▸ **OBJECTIVE**
Leave out the pictures and repeat the data exactly.

+ + + + + + +

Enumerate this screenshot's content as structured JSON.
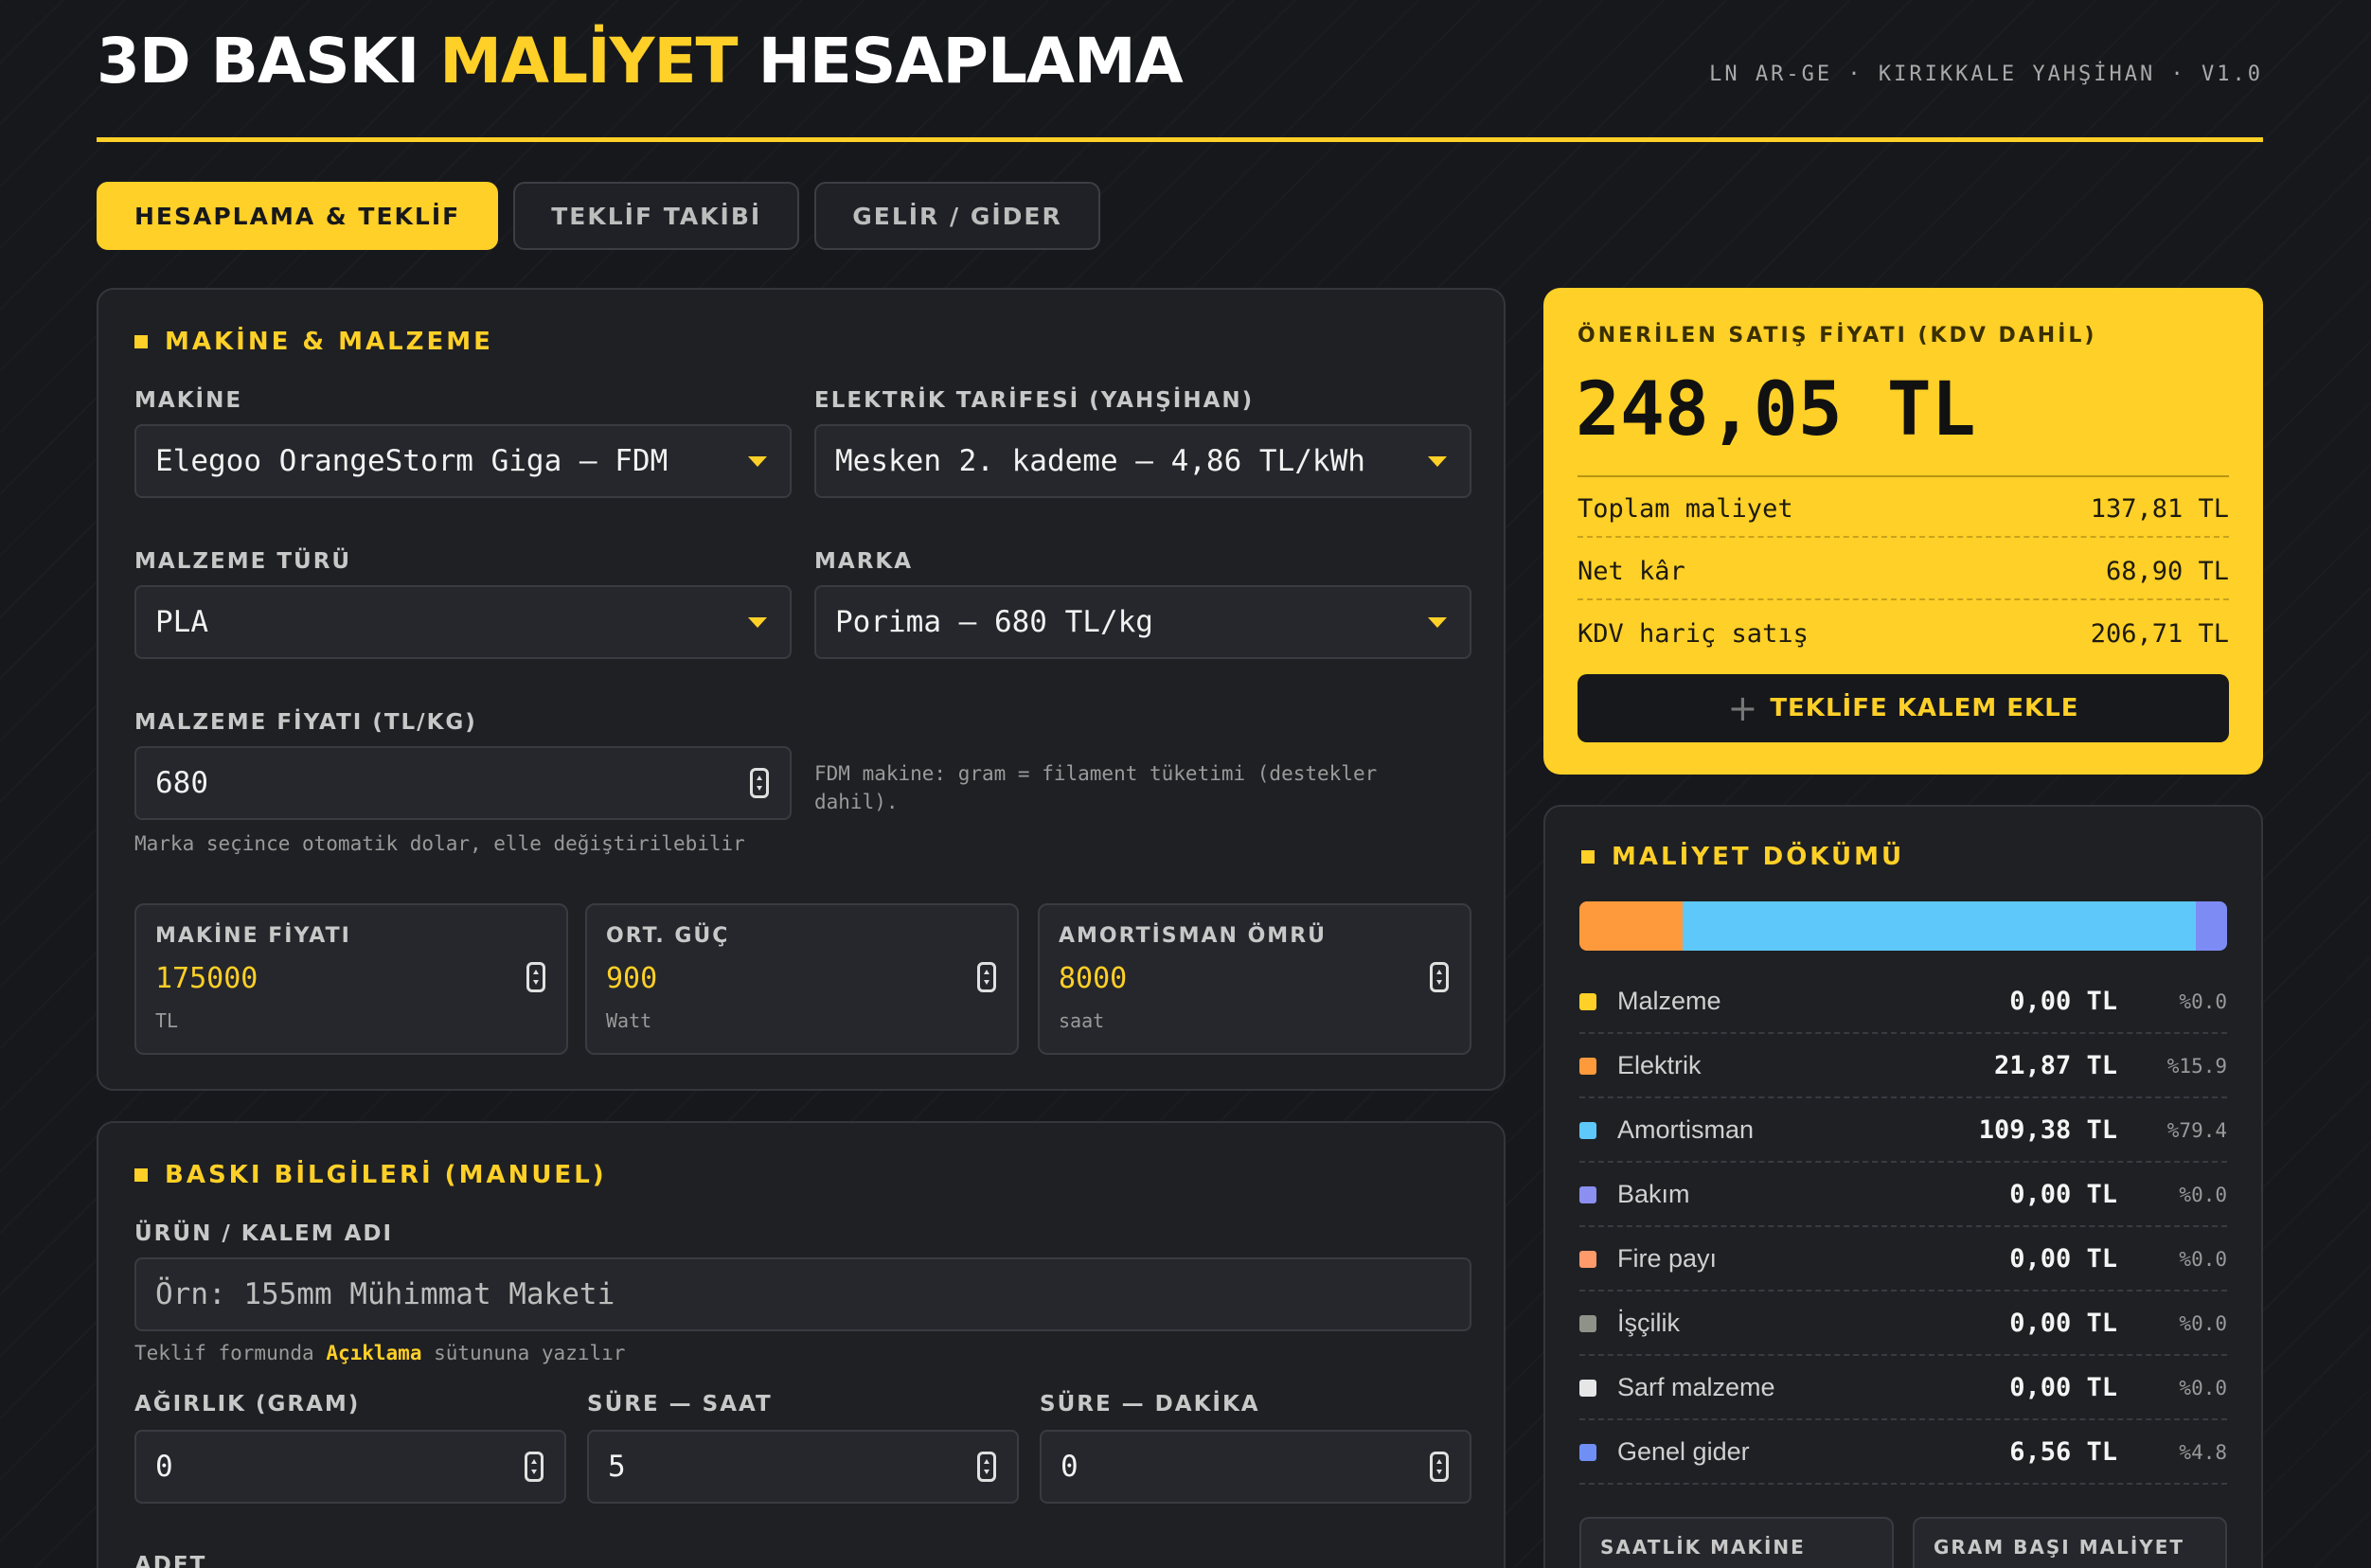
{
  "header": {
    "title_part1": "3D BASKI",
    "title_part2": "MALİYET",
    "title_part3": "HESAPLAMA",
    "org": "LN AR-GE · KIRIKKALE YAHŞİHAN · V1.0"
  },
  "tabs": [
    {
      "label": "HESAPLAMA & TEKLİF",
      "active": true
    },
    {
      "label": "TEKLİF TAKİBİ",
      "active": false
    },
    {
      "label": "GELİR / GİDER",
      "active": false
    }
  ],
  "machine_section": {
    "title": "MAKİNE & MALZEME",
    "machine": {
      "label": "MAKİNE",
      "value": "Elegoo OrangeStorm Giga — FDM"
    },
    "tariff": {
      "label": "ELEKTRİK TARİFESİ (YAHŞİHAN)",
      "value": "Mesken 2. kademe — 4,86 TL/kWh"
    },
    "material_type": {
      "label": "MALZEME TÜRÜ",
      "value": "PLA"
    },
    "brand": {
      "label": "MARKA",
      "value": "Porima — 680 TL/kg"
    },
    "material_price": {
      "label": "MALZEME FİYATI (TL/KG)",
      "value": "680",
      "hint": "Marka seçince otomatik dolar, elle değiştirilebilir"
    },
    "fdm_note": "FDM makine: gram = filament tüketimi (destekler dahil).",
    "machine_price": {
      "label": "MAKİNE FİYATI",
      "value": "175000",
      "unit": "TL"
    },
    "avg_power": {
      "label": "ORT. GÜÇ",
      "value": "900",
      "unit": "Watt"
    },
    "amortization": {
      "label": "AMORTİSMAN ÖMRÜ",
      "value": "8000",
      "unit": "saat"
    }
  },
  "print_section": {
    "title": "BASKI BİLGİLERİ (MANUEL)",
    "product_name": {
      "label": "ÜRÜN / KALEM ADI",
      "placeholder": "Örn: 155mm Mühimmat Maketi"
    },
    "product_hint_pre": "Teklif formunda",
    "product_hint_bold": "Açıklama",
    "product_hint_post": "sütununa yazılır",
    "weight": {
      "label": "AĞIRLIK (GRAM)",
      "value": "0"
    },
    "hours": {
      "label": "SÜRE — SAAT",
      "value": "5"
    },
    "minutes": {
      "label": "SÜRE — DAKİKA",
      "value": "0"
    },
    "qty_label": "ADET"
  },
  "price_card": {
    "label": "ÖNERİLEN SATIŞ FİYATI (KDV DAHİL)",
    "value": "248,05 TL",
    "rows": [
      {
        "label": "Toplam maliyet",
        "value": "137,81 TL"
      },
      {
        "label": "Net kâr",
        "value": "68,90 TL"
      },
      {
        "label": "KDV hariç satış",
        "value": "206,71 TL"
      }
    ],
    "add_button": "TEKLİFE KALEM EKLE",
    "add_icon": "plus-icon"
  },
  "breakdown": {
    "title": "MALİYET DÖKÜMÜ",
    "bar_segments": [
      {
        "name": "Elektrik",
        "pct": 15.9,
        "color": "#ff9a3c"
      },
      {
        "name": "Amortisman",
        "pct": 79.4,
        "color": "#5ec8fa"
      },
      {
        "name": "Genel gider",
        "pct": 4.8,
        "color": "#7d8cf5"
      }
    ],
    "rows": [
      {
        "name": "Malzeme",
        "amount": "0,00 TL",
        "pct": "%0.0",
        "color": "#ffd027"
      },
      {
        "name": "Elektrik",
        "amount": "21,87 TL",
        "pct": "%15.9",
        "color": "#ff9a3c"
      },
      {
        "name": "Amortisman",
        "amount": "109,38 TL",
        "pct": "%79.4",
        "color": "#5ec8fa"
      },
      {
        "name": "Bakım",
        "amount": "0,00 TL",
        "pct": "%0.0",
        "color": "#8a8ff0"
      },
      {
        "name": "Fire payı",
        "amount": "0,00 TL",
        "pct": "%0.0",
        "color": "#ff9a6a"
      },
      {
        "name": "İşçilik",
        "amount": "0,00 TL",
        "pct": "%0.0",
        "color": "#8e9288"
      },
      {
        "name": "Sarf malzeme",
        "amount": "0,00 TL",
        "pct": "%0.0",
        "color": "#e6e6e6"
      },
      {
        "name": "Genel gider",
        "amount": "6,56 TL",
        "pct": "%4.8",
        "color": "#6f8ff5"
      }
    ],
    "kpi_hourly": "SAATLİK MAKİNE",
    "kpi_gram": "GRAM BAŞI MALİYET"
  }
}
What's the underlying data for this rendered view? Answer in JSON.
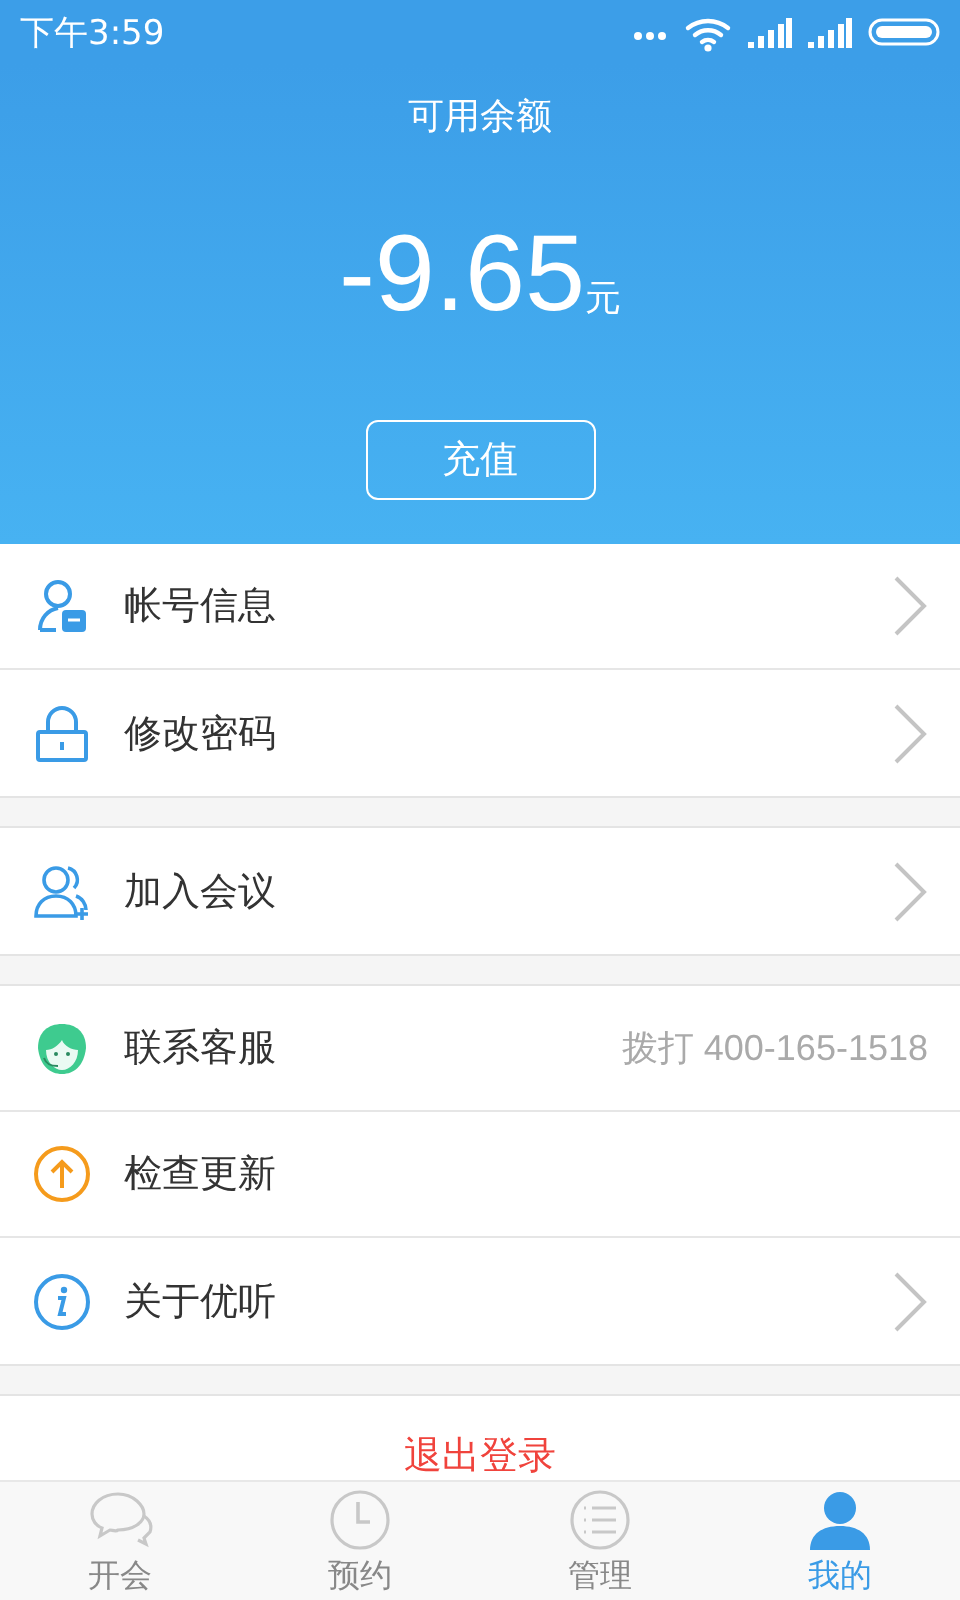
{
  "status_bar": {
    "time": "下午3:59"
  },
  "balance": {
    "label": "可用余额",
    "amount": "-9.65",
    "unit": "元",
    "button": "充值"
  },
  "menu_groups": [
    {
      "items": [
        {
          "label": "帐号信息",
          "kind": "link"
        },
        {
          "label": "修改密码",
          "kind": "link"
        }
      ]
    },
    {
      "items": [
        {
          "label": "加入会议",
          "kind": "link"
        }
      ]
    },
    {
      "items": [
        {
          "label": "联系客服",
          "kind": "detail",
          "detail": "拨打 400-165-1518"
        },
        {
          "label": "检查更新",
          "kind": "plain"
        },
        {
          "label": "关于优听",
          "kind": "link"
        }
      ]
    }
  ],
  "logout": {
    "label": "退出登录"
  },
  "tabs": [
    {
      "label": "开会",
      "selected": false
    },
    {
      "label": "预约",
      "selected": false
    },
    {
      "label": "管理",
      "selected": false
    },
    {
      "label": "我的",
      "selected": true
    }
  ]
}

+ + + + + + +

▸ **TASK ANSWER**
Enumerate this screenshot's content as structured JSON.
{
  "header": {
    "title_part1": "3D BASKI",
    "title_part2": "MALİYET",
    "title_part3": "HESAPLAMA",
    "org": "LN AR-GE · KIRIKKALE YAHŞİHAN · V1.0"
  },
  "tabs": [
    {
      "label": "HESAPLAMA & TEKLİF",
      "active": true
    },
    {
      "label": "TEKLİF TAKİBİ",
      "active": false
    },
    {
      "label": "GELİR / GİDER",
      "active": false
    }
  ],
  "machine_section": {
    "title": "MAKİNE & MALZEME",
    "machine": {
      "label": "MAKİNE",
      "value": "Elegoo OrangeStorm Giga — FDM"
    },
    "tariff": {
      "label": "ELEKTRİK TARİFESİ (YAHŞİHAN)",
      "value": "Mesken 2. kademe — 4,86 TL/kWh"
    },
    "material_type": {
      "label": "MALZEME TÜRÜ",
      "value": "PLA"
    },
    "brand": {
      "label": "MARKA",
      "value": "Porima — 680 TL/kg"
    },
    "material_price": {
      "label": "MALZEME FİYATI (TL/KG)",
      "value": "680",
      "hint": "Marka seçince otomatik dolar, elle değiştirilebilir"
    },
    "fdm_note": "FDM makine: gram = filament tüketimi (destekler dahil).",
    "machine_price": {
      "label": "MAKİNE FİYATI",
      "value": "175000",
      "unit": "TL"
    },
    "avg_power": {
      "label": "ORT. GÜÇ",
      "value": "900",
      "unit": "Watt"
    },
    "amortization": {
      "label": "AMORTİSMAN ÖMRÜ",
      "value": "8000",
      "unit": "saat"
    }
  },
  "print_section": {
    "title": "BASKI BİLGİLERİ (MANUEL)",
    "product_name": {
      "label": "ÜRÜN / KALEM ADI",
      "placeholder": "Örn: 155mm Mühimmat Maketi"
    },
    "product_hint_pre": "Teklif formunda",
    "product_hint_bold": "Açıklama",
    "product_hint_post": "sütununa yazılır",
    "weight": {
      "label": "AĞIRLIK (GRAM)",
      "value": "0"
    },
    "hours": {
      "label": "SÜRE — SAAT",
      "value": "5"
    },
    "minutes": {
      "label": "SÜRE — DAKİKA",
      "value": "0"
    },
    "qty_label": "ADET"
  },
  "price_card": {
    "label": "ÖNERİLEN SATIŞ FİYATI (KDV DAHİL)",
    "value": "248,05 TL",
    "rows": [
      {
        "label": "Toplam maliyet",
        "value": "137,81 TL"
      },
      {
        "label": "Net kâr",
        "value": "68,90 TL"
      },
      {
        "label": "KDV hariç satış",
        "value": "206,71 TL"
      }
    ],
    "add_button": "TEKLİFE KALEM EKLE",
    "add_icon": "plus-icon"
  },
  "breakdown": {
    "title": "MALİYET DÖKÜMÜ",
    "bar_segments": [
      {
        "name": "Elektrik",
        "pct": 15.9,
        "color": "#ff9a3c"
      },
      {
        "name": "Amortisman",
        "pct": 79.4,
        "color": "#5ec8fa"
      },
      {
        "name": "Genel gider",
        "pct": 4.8,
        "color": "#7d8cf5"
      }
    ],
    "rows": [
      {
        "name": "Malzeme",
        "amount": "0,00 TL",
        "pct": "%0.0",
        "color": "#ffd027"
      },
      {
        "name": "Elektrik",
        "amount": "21,87 TL",
        "pct": "%15.9",
        "color": "#ff9a3c"
      },
      {
        "name": "Amortisman",
        "amount": "109,38 TL",
        "pct": "%79.4",
        "color": "#5ec8fa"
      },
      {
        "name": "Bakım",
        "amount": "0,00 TL",
        "pct": "%0.0",
        "color": "#8a8ff0"
      },
      {
        "name": "Fire payı",
        "amount": "0,00 TL",
        "pct": "%0.0",
        "color": "#ff9a6a"
      },
      {
        "name": "İşçilik",
        "amount": "0,00 TL",
        "pct": "%0.0",
        "color": "#8e9288"
      },
      {
        "name": "Sarf malzeme",
        "amount": "0,00 TL",
        "pct": "%0.0",
        "color": "#e6e6e6"
      },
      {
        "name": "Genel gider",
        "amount": "6,56 TL",
        "pct": "%4.8",
        "color": "#6f8ff5"
      }
    ],
    "kpi_hourly": "SAATLİK MAKİNE",
    "kpi_gram": "GRAM BAŞI MALİYET"
  }
}
What's the underlying data for this rendered view? Answer in JSON.
{
  "status_bar": {
    "time": "下午3:59"
  },
  "balance": {
    "label": "可用余额",
    "amount": "-9.65",
    "unit": "元",
    "button": "充值"
  },
  "menu_groups": [
    {
      "items": [
        {
          "label": "帐号信息",
          "kind": "link"
        },
        {
          "label": "修改密码",
          "kind": "link"
        }
      ]
    },
    {
      "items": [
        {
          "label": "加入会议",
          "kind": "link"
        }
      ]
    },
    {
      "items": [
        {
          "label": "联系客服",
          "kind": "detail",
          "detail": "拨打 400-165-1518"
        },
        {
          "label": "检查更新",
          "kind": "plain"
        },
        {
          "label": "关于优听",
          "kind": "link"
        }
      ]
    }
  ],
  "logout": {
    "label": "退出登录"
  },
  "tabs": [
    {
      "label": "开会",
      "selected": false
    },
    {
      "label": "预约",
      "selected": false
    },
    {
      "label": "管理",
      "selected": false
    },
    {
      "label": "我的",
      "selected": true
    }
  ]
}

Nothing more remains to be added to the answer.